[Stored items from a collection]
————
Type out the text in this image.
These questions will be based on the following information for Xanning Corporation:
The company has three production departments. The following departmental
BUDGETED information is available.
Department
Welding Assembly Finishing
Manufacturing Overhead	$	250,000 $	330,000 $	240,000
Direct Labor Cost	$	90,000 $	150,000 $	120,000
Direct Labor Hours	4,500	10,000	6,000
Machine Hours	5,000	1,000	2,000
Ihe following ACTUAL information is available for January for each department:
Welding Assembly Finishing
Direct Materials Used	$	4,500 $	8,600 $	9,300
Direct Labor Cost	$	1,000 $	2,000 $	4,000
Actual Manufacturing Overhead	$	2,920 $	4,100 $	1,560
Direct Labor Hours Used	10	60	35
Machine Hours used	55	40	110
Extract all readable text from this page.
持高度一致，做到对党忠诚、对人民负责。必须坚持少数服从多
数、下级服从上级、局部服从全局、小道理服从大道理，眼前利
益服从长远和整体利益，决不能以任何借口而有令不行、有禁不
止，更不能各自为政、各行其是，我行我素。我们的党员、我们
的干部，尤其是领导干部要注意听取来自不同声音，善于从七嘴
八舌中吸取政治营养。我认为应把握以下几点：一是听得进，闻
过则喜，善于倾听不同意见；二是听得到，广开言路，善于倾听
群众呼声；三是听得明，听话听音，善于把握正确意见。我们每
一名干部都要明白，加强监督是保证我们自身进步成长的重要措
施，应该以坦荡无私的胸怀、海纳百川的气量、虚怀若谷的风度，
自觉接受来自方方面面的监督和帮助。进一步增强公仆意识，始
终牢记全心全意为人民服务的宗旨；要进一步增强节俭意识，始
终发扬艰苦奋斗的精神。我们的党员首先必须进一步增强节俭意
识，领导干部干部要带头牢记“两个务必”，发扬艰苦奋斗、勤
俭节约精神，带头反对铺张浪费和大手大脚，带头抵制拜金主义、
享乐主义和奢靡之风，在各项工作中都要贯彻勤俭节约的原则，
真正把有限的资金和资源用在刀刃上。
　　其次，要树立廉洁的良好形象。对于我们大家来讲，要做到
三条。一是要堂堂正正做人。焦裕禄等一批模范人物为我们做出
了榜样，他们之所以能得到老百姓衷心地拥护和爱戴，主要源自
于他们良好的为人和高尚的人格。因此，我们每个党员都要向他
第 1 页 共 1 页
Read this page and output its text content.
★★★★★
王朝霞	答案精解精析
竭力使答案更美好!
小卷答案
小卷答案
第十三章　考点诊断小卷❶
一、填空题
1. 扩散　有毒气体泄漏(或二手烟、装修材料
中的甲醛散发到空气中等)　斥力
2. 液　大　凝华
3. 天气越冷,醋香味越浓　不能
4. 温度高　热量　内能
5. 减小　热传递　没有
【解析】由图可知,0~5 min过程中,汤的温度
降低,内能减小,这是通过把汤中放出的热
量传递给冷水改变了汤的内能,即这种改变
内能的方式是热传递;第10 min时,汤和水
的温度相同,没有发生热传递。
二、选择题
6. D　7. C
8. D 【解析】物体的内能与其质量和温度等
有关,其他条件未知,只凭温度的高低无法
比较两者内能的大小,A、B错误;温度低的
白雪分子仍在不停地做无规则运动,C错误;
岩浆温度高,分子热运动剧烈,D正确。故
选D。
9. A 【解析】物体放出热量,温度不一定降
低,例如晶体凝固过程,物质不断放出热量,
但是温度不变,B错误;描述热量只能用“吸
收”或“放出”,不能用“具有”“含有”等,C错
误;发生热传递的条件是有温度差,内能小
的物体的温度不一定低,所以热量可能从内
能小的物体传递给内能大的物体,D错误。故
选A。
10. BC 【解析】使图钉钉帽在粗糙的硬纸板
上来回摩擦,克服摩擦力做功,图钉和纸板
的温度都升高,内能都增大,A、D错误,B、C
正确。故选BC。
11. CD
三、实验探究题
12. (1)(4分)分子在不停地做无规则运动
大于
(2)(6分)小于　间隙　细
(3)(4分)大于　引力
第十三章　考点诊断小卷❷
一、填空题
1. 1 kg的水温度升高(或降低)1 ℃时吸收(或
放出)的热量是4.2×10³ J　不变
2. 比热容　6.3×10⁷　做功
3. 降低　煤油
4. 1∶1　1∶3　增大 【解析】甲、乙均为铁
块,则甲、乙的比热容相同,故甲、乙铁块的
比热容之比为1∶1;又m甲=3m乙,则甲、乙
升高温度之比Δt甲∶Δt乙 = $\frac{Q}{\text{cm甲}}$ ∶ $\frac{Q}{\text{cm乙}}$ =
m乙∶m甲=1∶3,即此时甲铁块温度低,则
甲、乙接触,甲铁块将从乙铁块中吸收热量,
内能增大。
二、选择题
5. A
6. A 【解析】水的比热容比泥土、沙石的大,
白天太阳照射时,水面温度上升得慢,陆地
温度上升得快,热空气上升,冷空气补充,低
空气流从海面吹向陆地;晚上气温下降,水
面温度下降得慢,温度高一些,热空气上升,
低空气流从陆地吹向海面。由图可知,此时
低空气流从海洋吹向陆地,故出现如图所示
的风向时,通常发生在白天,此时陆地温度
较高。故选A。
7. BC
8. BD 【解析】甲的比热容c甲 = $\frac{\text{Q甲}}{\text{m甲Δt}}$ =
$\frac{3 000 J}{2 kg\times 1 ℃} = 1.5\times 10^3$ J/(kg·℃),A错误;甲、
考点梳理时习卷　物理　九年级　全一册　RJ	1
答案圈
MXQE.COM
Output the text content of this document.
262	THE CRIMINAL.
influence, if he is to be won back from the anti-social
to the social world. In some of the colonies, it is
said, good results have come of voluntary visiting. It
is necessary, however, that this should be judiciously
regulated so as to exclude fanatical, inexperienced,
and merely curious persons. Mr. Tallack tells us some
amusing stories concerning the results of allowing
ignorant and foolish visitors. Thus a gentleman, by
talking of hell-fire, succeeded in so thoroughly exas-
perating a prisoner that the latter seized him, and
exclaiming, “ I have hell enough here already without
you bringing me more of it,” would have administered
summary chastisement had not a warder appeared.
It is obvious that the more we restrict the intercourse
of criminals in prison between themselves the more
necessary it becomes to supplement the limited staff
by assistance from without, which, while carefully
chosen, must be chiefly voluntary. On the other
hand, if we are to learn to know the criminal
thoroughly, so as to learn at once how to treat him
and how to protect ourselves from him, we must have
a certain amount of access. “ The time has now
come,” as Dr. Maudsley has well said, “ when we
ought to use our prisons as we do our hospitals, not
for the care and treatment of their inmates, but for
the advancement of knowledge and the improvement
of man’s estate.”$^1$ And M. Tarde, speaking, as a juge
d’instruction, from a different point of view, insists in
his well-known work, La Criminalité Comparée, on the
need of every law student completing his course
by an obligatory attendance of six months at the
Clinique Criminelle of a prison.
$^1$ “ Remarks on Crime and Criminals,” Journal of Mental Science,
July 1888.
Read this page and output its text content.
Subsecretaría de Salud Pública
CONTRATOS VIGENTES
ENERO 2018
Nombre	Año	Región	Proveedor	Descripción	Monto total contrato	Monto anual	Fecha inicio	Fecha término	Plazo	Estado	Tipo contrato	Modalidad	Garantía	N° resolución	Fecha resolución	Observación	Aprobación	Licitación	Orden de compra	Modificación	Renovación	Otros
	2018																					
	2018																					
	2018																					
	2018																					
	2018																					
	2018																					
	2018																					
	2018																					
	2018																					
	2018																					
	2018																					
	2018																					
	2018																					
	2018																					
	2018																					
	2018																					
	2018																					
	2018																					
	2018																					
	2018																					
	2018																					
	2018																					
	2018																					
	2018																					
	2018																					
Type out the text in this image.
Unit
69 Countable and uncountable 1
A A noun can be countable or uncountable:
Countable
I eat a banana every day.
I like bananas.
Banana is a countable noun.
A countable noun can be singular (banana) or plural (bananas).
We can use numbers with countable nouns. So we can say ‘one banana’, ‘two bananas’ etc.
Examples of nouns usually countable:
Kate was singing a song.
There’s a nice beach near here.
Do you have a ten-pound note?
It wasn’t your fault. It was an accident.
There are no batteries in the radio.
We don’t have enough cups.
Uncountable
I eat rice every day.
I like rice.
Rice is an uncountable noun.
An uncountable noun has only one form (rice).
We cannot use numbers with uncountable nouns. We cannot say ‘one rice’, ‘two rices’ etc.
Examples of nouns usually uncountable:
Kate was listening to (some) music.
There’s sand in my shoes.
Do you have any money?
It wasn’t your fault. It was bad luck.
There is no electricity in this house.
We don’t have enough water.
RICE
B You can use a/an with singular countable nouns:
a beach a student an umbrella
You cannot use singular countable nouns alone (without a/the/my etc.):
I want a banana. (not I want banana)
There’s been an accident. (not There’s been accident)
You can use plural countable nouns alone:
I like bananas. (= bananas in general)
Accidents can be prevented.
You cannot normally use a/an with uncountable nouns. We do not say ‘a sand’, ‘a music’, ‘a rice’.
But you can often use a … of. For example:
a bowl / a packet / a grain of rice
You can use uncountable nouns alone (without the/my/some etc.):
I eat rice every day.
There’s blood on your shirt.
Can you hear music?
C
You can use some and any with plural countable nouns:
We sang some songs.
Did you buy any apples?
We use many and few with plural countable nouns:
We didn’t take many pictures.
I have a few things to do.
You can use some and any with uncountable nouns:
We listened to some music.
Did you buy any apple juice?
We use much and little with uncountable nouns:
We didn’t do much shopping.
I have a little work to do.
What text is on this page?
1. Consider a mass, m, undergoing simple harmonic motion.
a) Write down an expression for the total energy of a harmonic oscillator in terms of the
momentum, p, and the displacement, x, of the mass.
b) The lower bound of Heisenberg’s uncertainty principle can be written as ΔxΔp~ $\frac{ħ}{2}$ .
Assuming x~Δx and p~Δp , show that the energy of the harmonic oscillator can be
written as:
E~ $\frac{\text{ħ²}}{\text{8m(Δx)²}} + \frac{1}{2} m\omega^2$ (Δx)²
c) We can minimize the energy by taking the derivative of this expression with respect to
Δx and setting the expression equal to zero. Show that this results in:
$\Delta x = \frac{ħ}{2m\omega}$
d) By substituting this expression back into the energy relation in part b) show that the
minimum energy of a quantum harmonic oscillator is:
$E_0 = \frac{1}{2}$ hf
————
WHAT YOU SHOULD DO => Reply with one number only: how many lines of the listing hold "information"?

FINISHED EXERCISE => 3